The request — Take the data below and repeat it exactly.

── Extracted entries

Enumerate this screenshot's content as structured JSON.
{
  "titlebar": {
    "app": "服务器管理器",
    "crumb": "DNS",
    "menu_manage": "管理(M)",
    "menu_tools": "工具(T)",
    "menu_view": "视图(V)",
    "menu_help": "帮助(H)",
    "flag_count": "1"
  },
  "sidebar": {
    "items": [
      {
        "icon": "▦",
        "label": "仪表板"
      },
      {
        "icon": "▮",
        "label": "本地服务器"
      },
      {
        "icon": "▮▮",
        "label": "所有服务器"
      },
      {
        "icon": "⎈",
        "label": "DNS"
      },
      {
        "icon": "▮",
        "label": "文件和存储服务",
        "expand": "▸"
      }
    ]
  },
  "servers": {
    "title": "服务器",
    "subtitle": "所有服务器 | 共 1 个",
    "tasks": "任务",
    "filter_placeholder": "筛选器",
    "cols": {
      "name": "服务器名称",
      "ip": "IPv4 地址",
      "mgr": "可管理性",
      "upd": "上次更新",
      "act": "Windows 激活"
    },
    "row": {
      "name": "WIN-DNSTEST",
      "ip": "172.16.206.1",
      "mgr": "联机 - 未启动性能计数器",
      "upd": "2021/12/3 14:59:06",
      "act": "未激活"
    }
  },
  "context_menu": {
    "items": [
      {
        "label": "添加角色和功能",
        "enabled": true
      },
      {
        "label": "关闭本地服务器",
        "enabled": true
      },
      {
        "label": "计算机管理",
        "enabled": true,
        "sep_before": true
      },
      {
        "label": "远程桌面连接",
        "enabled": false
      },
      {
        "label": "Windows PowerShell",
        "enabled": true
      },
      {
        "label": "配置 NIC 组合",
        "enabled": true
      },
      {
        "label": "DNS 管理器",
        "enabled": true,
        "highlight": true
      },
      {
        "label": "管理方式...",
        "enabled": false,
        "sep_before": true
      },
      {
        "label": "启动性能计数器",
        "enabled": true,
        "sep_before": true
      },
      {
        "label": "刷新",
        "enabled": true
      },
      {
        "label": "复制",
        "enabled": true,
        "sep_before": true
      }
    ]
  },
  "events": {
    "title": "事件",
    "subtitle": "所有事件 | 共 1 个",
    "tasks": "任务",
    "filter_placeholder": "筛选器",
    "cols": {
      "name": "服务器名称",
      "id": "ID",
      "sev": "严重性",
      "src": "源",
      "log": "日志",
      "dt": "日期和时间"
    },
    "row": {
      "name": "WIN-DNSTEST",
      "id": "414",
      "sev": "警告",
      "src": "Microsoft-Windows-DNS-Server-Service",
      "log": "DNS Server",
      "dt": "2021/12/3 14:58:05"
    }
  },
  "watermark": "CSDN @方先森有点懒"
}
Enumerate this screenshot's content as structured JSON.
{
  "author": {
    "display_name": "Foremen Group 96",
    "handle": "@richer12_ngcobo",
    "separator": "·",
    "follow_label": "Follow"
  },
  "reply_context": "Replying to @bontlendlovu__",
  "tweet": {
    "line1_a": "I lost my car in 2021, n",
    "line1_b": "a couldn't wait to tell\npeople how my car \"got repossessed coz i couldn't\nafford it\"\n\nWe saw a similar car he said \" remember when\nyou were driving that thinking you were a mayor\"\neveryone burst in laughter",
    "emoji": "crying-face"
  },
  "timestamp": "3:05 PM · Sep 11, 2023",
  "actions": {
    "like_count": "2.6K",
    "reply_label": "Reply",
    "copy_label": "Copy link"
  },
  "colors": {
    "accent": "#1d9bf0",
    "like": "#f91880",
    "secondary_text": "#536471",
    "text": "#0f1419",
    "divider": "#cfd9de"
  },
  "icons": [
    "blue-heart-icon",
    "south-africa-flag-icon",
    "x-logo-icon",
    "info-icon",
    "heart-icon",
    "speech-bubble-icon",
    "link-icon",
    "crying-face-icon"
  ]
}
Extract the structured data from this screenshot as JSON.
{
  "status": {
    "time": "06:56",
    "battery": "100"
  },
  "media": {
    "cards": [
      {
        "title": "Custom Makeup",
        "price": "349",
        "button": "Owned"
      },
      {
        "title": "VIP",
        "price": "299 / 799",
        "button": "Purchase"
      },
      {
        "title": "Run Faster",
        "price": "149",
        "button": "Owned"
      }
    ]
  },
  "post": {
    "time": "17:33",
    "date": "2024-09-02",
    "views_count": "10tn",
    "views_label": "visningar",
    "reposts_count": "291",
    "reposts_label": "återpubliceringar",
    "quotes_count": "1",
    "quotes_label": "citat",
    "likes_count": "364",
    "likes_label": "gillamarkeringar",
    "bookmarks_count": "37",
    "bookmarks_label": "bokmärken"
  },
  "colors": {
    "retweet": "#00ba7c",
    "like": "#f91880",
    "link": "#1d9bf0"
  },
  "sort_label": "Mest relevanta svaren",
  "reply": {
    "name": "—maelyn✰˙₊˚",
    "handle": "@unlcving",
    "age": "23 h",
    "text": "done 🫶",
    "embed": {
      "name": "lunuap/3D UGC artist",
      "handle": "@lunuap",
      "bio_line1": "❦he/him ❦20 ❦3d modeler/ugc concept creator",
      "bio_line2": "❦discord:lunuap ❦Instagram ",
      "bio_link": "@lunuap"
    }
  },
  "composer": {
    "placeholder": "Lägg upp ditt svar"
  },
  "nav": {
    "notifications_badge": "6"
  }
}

────

Task answer —
Enumerate this screenshot's content as structured JSON.
{
  "titlebar": {
    "app": "服务器管理器",
    "crumb": "DNS",
    "menu_manage": "管理(M)",
    "menu_tools": "工具(T)",
    "menu_view": "视图(V)",
    "menu_help": "帮助(H)",
    "flag_count": "1"
  },
  "sidebar": {
    "items": [
      {
        "icon": "▦",
        "label": "仪表板"
      },
      {
        "icon": "▮",
        "label": "本地服务器"
      },
      {
        "icon": "▮▮",
        "label": "所有服务器"
      },
      {
        "icon": "⎈",
        "label": "DNS"
      },
      {
        "icon": "▮",
        "label": "文件和存储服务",
        "expand": "▸"
      }
    ]
  },
  "servers": {
    "title": "服务器",
    "subtitle": "所有服务器 | 共 1 个",
    "tasks": "任务",
    "filter_placeholder": "筛选器",
    "cols": {
      "name": "服务器名称",
      "ip": "IPv4 地址",
      "mgr": "可管理性",
      "upd": "上次更新",
      "act": "Windows 激活"
    },
    "row": {
      "name": "WIN-DNSTEST",
      "ip": "172.16.206.1",
      "mgr": "联机 - 未启动性能计数器",
      "upd": "2021/12/3 14:59:06",
      "act": "未激活"
    }
  },
  "context_menu": {
    "items": [
      {
        "label": "添加角色和功能",
        "enabled": true
      },
      {
        "label": "关闭本地服务器",
        "enabled": true
      },
      {
        "label": "计算机管理",
        "enabled": true,
        "sep_before": true
      },
      {
        "label": "远程桌面连接",
        "enabled": false
      },
      {
        "label": "Windows PowerShell",
        "enabled": true
      },
      {
        "label": "配置 NIC 组合",
        "enabled": true
      },
      {
        "label": "DNS 管理器",
        "enabled": true,
        "highlight": true
      },
      {
        "label": "管理方式...",
        "enabled": false,
        "sep_before": true
      },
      {
        "label": "启动性能计数器",
        "enabled": true,
        "sep_before": true
      },
      {
        "label": "刷新",
        "enabled": true
      },
      {
        "label": "复制",
        "enabled": true,
        "sep_before": true
      }
    ]
  },
  "events": {
    "title": "事件",
    "subtitle": "所有事件 | 共 1 个",
    "tasks": "任务",
    "filter_placeholder": "筛选器",
    "cols": {
      "name": "服务器名称",
      "id": "ID",
      "sev": "严重性",
      "src": "源",
      "log": "日志",
      "dt": "日期和时间"
    },
    "row": {
      "name": "WIN-DNSTEST",
      "id": "414",
      "sev": "警告",
      "src": "Microsoft-Windows-DNS-Server-Service",
      "log": "DNS Server",
      "dt": "2021/12/3 14:58:05"
    }
  },
  "watermark": "CSDN @方先森有点懒"
}
Enumerate this screenshot's content as structured JSON.
{
  "author": {
    "display_name": "Foremen Group 96",
    "handle": "@richer12_ngcobo",
    "separator": "·",
    "follow_label": "Follow"
  },
  "reply_context": "Replying to @bontlendlovu__",
  "tweet": {
    "line1_a": "I lost my car in 2021, n",
    "line1_b": "a couldn't wait to tell\npeople how my car \"got repossessed coz i couldn't\nafford it\"\n\nWe saw a similar car he said \" remember when\nyou were driving that thinking you were a mayor\"\neveryone burst in laughter",
    "emoji": "crying-face"
  },
  "timestamp": "3:05 PM · Sep 11, 2023",
  "actions": {
    "like_count": "2.6K",
    "reply_label": "Reply",
    "copy_label": "Copy link"
  },
  "colors": {
    "accent": "#1d9bf0",
    "like": "#f91880",
    "secondary_text": "#536471",
    "text": "#0f1419",
    "divider": "#cfd9de"
  },
  "icons": [
    "blue-heart-icon",
    "south-africa-flag-icon",
    "x-logo-icon",
    "info-icon",
    "heart-icon",
    "speech-bubble-icon",
    "link-icon",
    "crying-face-icon"
  ]
}
Extract the structured data from this screenshot as JSON.
{
  "status": {
    "time": "06:56",
    "battery": "100"
  },
  "media": {
    "cards": [
      {
        "title": "Custom Makeup",
        "price": "349",
        "button": "Owned"
      },
      {
        "title": "VIP",
        "price": "299 / 799",
        "button": "Purchase"
      },
      {
        "title": "Run Faster",
        "price": "149",
        "button": "Owned"
      }
    ]
  },
  "post": {
    "time": "17:33",
    "date": "2024-09-02",
    "views_count": "10tn",
    "views_label": "visningar",
    "reposts_count": "291",
    "reposts_label": "återpubliceringar",
    "quotes_count": "1",
    "quotes_label": "citat",
    "likes_count": "364",
    "likes_label": "gillamarkeringar",
    "bookmarks_count": "37",
    "bookmarks_label": "bokmärken"
  },
  "colors": {
    "retweet": "#00ba7c",
    "like": "#f91880",
    "link": "#1d9bf0"
  },
  "sort_label": "Mest relevanta svaren",
  "reply": {
    "name": "—maelyn✰˙₊˚",
    "handle": "@unlcving",
    "age": "23 h",
    "text": "done 🫶",
    "embed": {
      "name": "lunuap/3D UGC artist",
      "handle": "@lunuap",
      "bio_line1": "❦he/him ❦20 ❦3d modeler/ugc concept creator",
      "bio_line2": "❦discord:lunuap ❦Instagram ",
      "bio_link": "@lunuap"
    }
  },
  "composer": {
    "placeholder": "Lägg upp ditt svar"
  },
  "nav": {
    "notifications_badge": "6"
  }
}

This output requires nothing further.